Data entries for graphics:
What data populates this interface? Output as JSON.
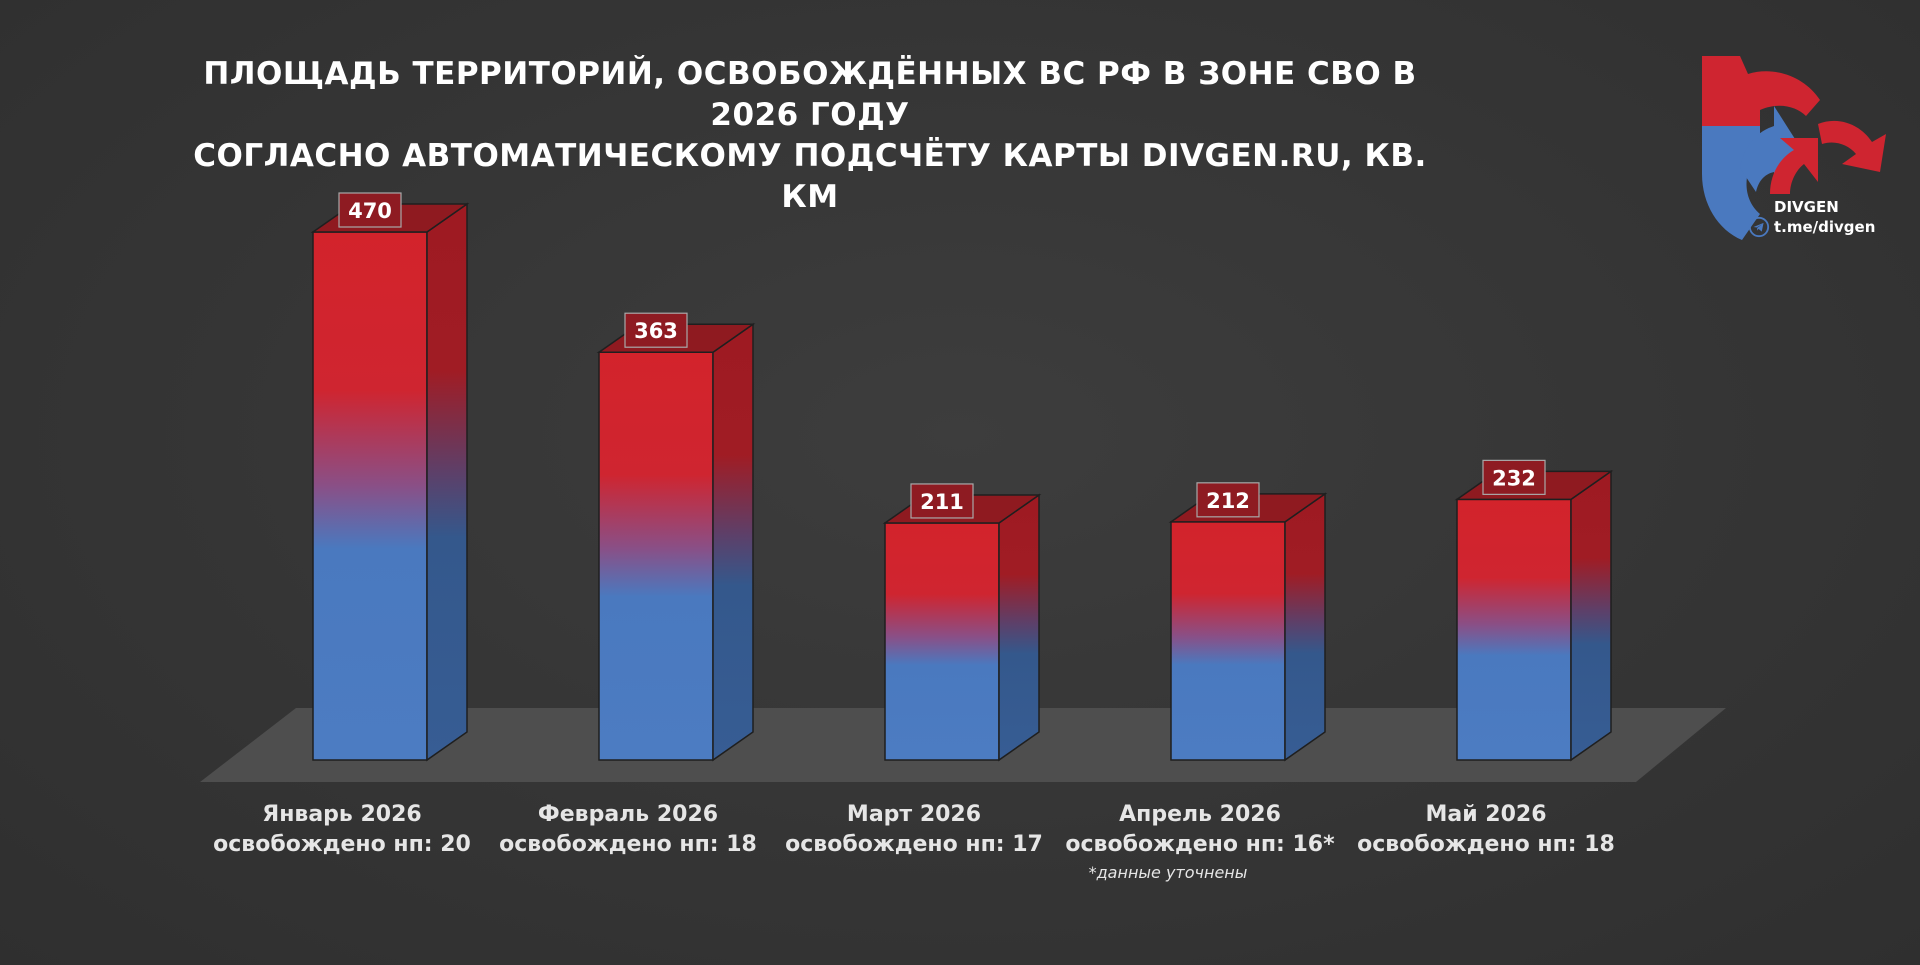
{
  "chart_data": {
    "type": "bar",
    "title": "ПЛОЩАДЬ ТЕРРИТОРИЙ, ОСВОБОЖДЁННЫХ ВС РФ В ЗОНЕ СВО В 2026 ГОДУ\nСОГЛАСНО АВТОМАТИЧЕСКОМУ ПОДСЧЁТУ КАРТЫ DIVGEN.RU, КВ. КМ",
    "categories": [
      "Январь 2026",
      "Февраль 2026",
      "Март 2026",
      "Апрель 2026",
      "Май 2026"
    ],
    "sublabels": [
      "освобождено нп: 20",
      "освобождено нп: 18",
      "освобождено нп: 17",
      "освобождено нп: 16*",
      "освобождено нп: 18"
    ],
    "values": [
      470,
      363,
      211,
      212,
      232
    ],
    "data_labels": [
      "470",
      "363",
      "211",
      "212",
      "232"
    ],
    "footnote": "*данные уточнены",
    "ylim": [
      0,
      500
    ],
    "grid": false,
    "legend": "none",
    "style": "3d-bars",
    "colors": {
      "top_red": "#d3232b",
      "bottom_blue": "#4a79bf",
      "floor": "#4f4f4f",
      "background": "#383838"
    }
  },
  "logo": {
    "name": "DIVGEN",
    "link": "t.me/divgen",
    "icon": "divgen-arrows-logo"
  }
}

Goal of the exercise:
Restate the whole listing above exactly, except for its images.

The completed task:
What data populates this interface? Output as JSON.
{
  "chart_data": {
    "type": "bar",
    "title": "ПЛОЩАДЬ ТЕРРИТОРИЙ, ОСВОБОЖДЁННЫХ ВС РФ В ЗОНЕ СВО В 2026 ГОДУ\nСОГЛАСНО АВТОМАТИЧЕСКОМУ ПОДСЧЁТУ КАРТЫ DIVGEN.RU, КВ. КМ",
    "categories": [
      "Январь 2026",
      "Февраль 2026",
      "Март 2026",
      "Апрель 2026",
      "Май 2026"
    ],
    "sublabels": [
      "освобождено нп: 20",
      "освобождено нп: 18",
      "освобождено нп: 17",
      "освобождено нп: 16*",
      "освобождено нп: 18"
    ],
    "values": [
      470,
      363,
      211,
      212,
      232
    ],
    "data_labels": [
      "470",
      "363",
      "211",
      "212",
      "232"
    ],
    "footnote": "*данные уточнены",
    "ylim": [
      0,
      500
    ],
    "grid": false,
    "legend": "none",
    "style": "3d-bars",
    "colors": {
      "top_red": "#d3232b",
      "bottom_blue": "#4a79bf",
      "floor": "#4f4f4f",
      "background": "#383838"
    }
  },
  "logo": {
    "name": "DIVGEN",
    "link": "t.me/divgen",
    "icon": "divgen-arrows-logo"
  }
}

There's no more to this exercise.